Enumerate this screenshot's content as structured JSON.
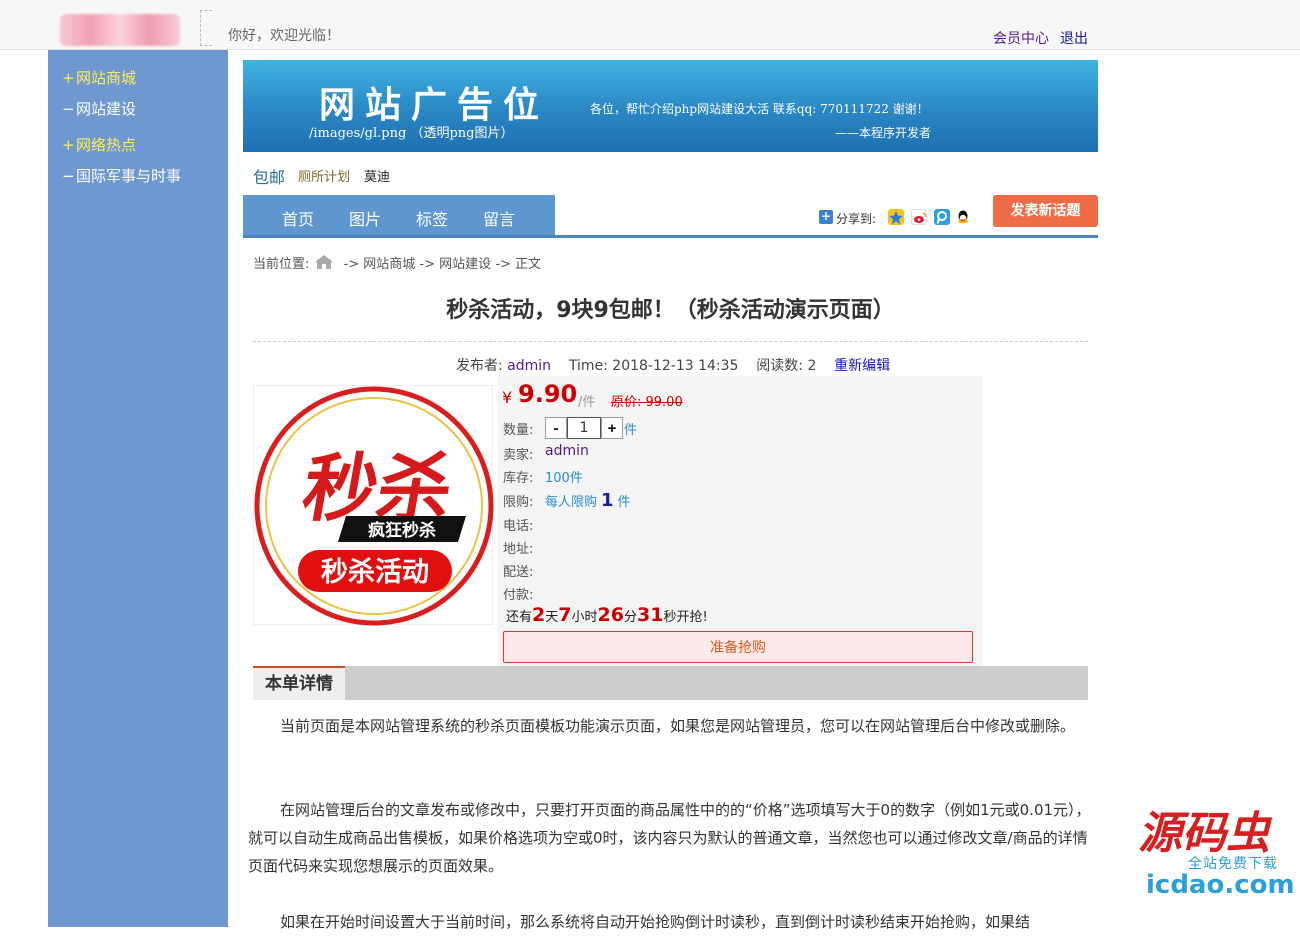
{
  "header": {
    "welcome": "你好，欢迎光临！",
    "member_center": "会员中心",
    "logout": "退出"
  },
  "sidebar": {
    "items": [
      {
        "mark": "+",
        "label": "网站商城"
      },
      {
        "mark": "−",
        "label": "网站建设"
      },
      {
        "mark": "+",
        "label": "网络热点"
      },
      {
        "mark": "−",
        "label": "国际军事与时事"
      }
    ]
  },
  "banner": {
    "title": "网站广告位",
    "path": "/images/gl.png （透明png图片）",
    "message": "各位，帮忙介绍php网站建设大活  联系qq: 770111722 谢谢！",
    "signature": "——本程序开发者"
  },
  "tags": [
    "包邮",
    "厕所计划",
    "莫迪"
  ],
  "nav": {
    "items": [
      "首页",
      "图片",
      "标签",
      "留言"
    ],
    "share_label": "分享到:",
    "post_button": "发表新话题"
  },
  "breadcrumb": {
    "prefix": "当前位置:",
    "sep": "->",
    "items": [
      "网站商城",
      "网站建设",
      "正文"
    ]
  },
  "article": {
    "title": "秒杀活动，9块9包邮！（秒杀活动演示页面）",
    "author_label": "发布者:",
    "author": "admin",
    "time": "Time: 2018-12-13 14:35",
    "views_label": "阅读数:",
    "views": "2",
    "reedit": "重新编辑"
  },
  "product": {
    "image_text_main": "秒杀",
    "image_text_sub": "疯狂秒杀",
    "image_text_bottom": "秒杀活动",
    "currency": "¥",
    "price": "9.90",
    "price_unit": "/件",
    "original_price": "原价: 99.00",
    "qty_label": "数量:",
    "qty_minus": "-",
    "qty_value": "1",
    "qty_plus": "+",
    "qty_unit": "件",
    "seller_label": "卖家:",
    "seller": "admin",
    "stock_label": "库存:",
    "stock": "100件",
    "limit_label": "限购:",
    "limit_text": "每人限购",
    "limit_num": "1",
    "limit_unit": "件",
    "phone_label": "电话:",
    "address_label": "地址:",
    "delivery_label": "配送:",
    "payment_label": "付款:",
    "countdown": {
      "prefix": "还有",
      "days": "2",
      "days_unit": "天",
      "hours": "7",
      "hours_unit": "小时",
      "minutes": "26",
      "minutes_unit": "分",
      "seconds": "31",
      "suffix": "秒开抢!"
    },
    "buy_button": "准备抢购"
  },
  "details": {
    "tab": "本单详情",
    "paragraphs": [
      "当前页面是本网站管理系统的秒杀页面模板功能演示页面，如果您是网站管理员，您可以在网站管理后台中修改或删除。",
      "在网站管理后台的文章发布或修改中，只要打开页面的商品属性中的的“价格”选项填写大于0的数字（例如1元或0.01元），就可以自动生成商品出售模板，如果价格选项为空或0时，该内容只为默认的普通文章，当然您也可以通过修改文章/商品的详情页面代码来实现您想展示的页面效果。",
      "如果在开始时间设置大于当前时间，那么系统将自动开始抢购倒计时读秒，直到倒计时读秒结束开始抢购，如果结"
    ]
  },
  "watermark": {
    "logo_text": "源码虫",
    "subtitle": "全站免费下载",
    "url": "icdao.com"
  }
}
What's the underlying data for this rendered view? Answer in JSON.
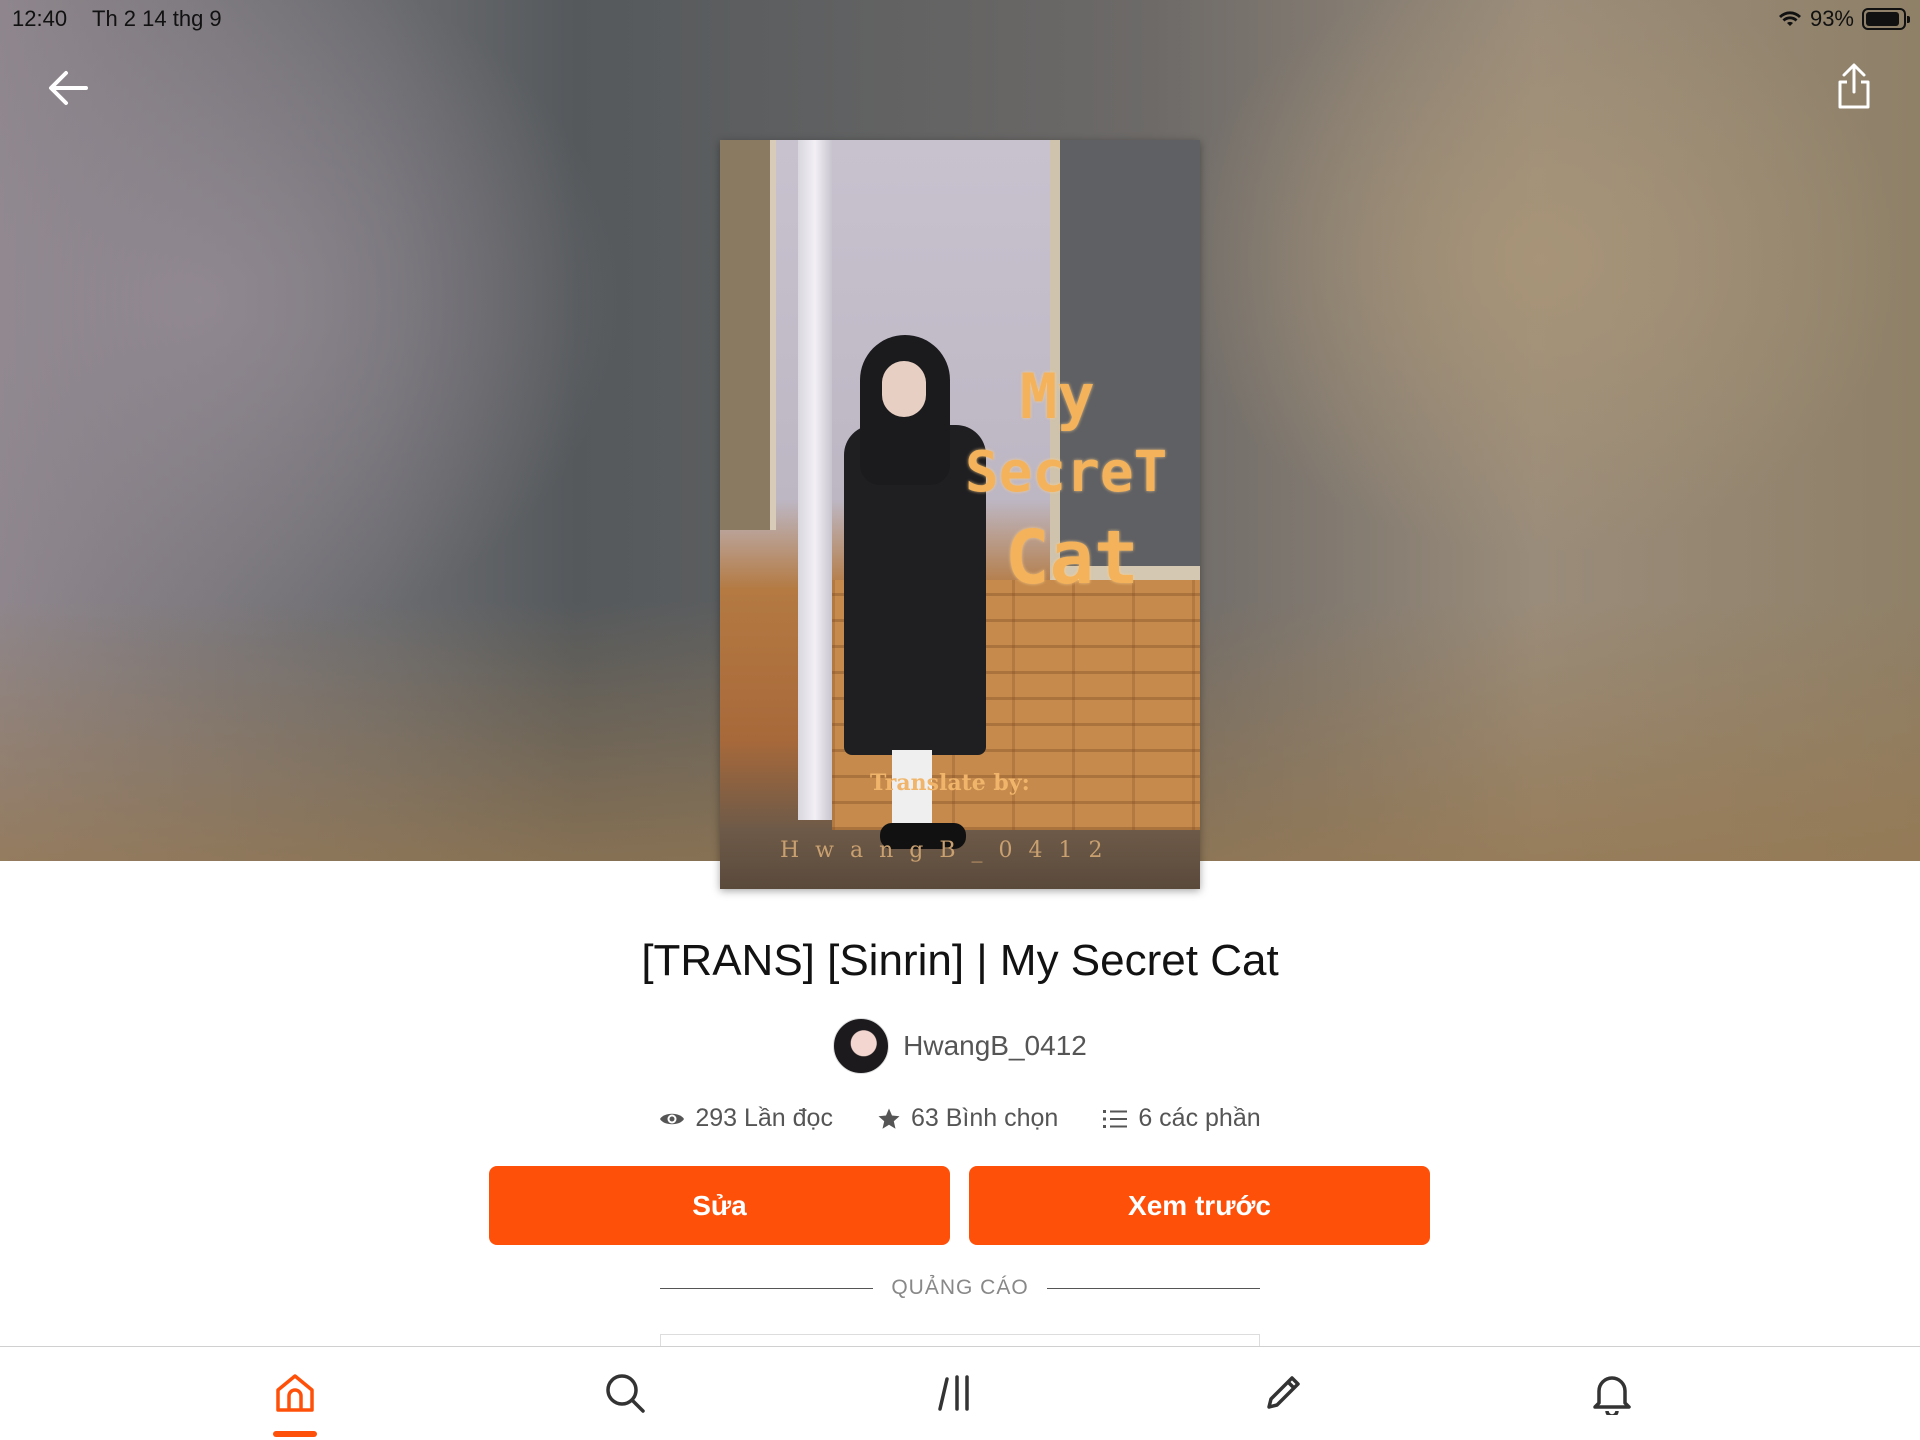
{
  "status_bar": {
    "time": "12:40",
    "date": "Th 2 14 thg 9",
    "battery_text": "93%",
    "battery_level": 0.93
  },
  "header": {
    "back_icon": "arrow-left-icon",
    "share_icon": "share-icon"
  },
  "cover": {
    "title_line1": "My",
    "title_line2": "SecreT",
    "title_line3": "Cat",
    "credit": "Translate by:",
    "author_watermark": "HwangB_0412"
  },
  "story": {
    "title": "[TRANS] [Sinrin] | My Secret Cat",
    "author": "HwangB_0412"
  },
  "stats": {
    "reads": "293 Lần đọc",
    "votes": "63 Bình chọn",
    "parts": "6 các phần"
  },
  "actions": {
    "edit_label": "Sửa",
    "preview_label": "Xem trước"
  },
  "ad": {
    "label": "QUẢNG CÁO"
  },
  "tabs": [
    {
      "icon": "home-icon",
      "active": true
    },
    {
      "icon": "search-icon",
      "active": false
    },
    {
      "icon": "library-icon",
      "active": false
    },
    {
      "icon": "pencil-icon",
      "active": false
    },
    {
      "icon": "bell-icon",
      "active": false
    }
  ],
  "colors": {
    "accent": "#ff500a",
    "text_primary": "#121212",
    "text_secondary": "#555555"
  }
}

#####

Return verbatim every line from the line containing "What's the underlying" to the last line of the entries above, inclusive, and leave out the pictures.

What's the underlying data for this rendered view? Answer in JSON.
{
  "status_bar": {
    "time": "12:40",
    "date": "Th 2 14 thg 9",
    "battery_text": "93%",
    "battery_level": 0.93
  },
  "header": {
    "back_icon": "arrow-left-icon",
    "share_icon": "share-icon"
  },
  "cover": {
    "title_line1": "My",
    "title_line2": "SecreT",
    "title_line3": "Cat",
    "credit": "Translate by:",
    "author_watermark": "HwangB_0412"
  },
  "story": {
    "title": "[TRANS] [Sinrin] | My Secret Cat",
    "author": "HwangB_0412"
  },
  "stats": {
    "reads": "293 Lần đọc",
    "votes": "63 Bình chọn",
    "parts": "6 các phần"
  },
  "actions": {
    "edit_label": "Sửa",
    "preview_label": "Xem trước"
  },
  "ad": {
    "label": "QUẢNG CÁO"
  },
  "tabs": [
    {
      "icon": "home-icon",
      "active": true
    },
    {
      "icon": "search-icon",
      "active": false
    },
    {
      "icon": "library-icon",
      "active": false
    },
    {
      "icon": "pencil-icon",
      "active": false
    },
    {
      "icon": "bell-icon",
      "active": false
    }
  ],
  "colors": {
    "accent": "#ff500a",
    "text_primary": "#121212",
    "text_secondary": "#555555"
  }
}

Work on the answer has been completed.